***** Exercise inputs *****
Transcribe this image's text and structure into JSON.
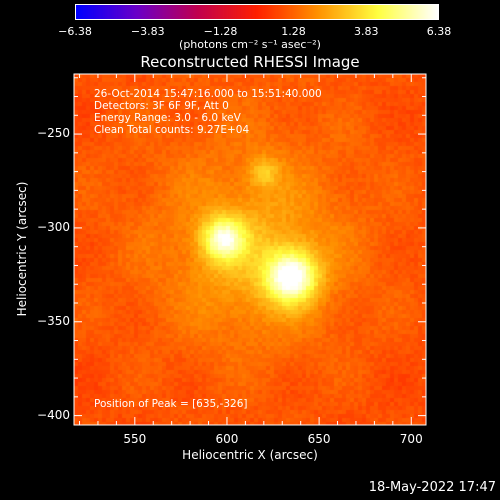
{
  "chart_data": {
    "type": "heatmap",
    "title": "Reconstructed RHESSI Image",
    "xlabel": "Heliocentric X (arcsec)",
    "ylabel": "Heliocentric Y (arcsec)",
    "xlim": [
      517,
      708
    ],
    "ylim": [
      -405,
      -218
    ],
    "x_ticks": [
      550,
      600,
      650,
      700
    ],
    "y_ticks": [
      -250,
      -300,
      -350,
      -400
    ],
    "colorbar": {
      "min": -6.38,
      "max": 6.38,
      "tick_labels": [
        "-6.38",
        "-3.83",
        "-1.28",
        "1.28",
        "3.83",
        "6.38"
      ],
      "unit_label": "(photons cm⁻² s⁻¹ asec⁻²)",
      "colors": [
        "#0000ff",
        "#6a00c8",
        "#c00050",
        "#ff2000",
        "#ff9000",
        "#ffff40",
        "#ffffff"
      ]
    },
    "sources": [
      {
        "x": 635,
        "y": -326,
        "peak": 6.38
      },
      {
        "x": 598,
        "y": -306,
        "peak": 5.2
      },
      {
        "x": 620,
        "y": -270,
        "peak": 3.0
      }
    ],
    "annotations": [
      "26-Oct-2014 15:47:16.000 to 15:51:40.000",
      "Detectors: 3F 6F 9F, Att 0",
      "Energy Range: 3.0 - 6.0 keV",
      "Clean    Total counts: 9.27E+04"
    ],
    "peak_label": "Position of Peak = [635,-326]"
  },
  "timestamp": "18-May-2022 17:47"
}
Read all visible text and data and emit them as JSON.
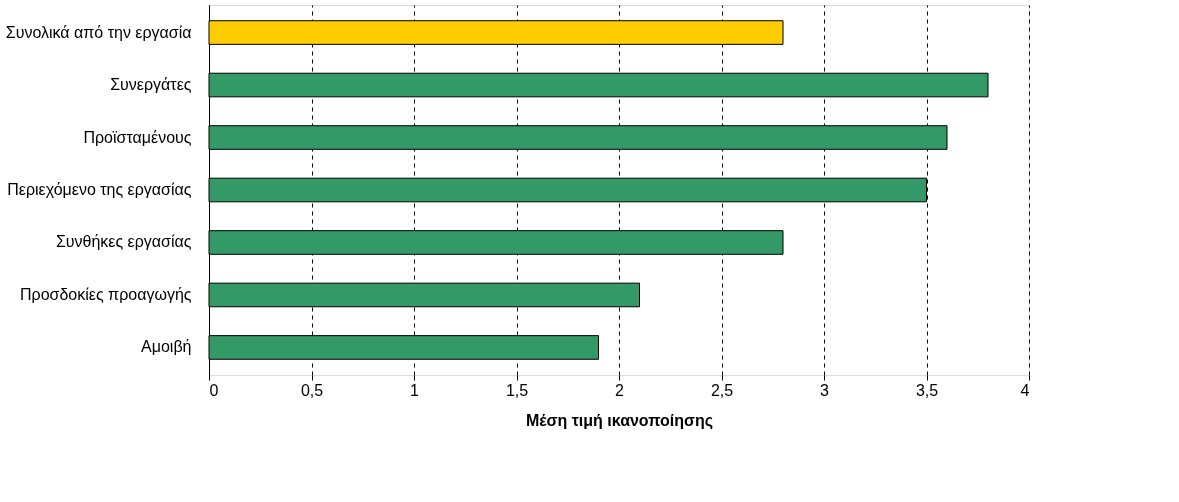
{
  "chart_data": {
    "type": "bar",
    "orientation": "horizontal",
    "xlabel": "Μέση τιμή ικανοποίησης",
    "categories": [
      "Συνολικά από την εργασία",
      "Συνεργάτες",
      "Προϊσταμένους",
      "Περιεχόμενο της εργασίας",
      "Συνθήκες εργασίας",
      "Προσδοκίες προαγωγής",
      "Αμοιβή"
    ],
    "values": [
      2.8,
      3.8,
      3.6,
      3.5,
      2.8,
      2.1,
      1.9
    ],
    "colors": [
      "#ffcc00",
      "#339966",
      "#339966",
      "#339966",
      "#339966",
      "#339966",
      "#339966"
    ],
    "xlim": [
      0,
      4
    ],
    "xticks": [
      0,
      {
        "value": 0.5,
        "label": "0,5"
      },
      1,
      {
        "value": 1.5,
        "label": "1,5"
      },
      2,
      {
        "value": 2.5,
        "label": "2,5"
      },
      3,
      {
        "value": 3.5,
        "label": "3,5"
      },
      4
    ],
    "grid": "x"
  }
}
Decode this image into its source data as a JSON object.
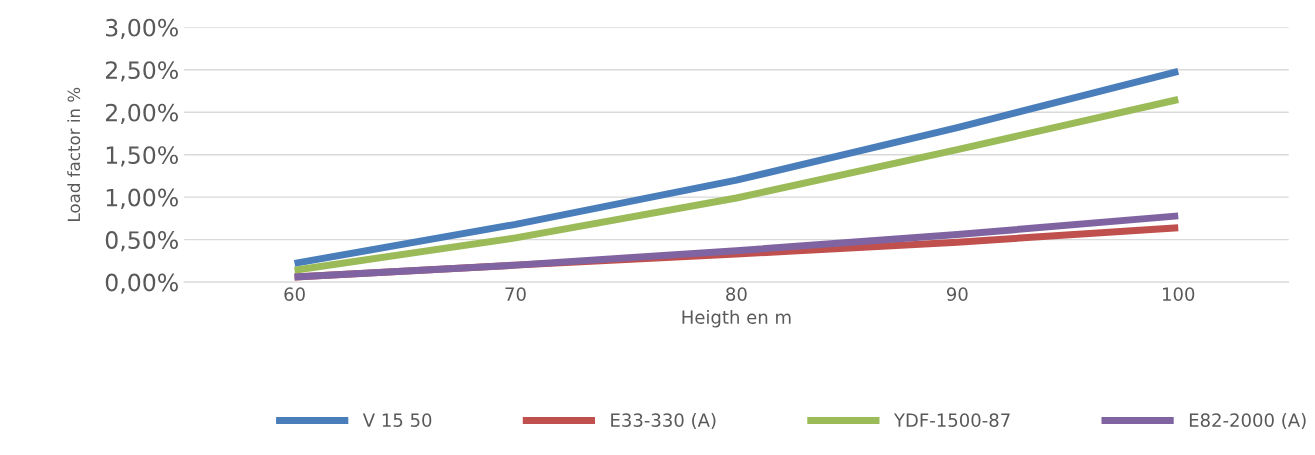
{
  "chart_data": {
    "type": "line",
    "xlabel": "Heigth en m",
    "ylabel": "Load factor in %",
    "categories": [
      "60",
      "70",
      "80",
      "90",
      "100"
    ],
    "series": [
      {
        "name": "V 15 50",
        "color": "#4a7ebb",
        "values": [
          0.22,
          0.68,
          1.2,
          1.82,
          2.48
        ]
      },
      {
        "name": "E33-330 (A)",
        "color": "#c0504d",
        "values": [
          0.06,
          0.2,
          0.33,
          0.47,
          0.64
        ]
      },
      {
        "name": "YDF-1500-87",
        "color": "#9bbb59",
        "values": [
          0.14,
          0.52,
          0.99,
          1.56,
          2.15
        ]
      },
      {
        "name": "E82-2000 (A)",
        "color": "#8064a2",
        "values": [
          0.06,
          0.2,
          0.37,
          0.56,
          0.78
        ]
      }
    ],
    "ylim": [
      0,
      3
    ],
    "yticks": [
      {
        "value": 0,
        "label": "0,00%"
      },
      {
        "value": 0.5,
        "label": "0,50%"
      },
      {
        "value": 1,
        "label": "1,00%"
      },
      {
        "value": 1.5,
        "label": "1,50%"
      },
      {
        "value": 2,
        "label": "2,00%"
      },
      {
        "value": 2.5,
        "label": "2,50%"
      },
      {
        "value": 3,
        "label": "3,00%"
      }
    ],
    "grid": "y",
    "legend": "bottom",
    "marker": "none",
    "line_style": "solid"
  }
}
*****
Among the lines of the records above, count those holding the string "Heliocentric", and report only the number.

2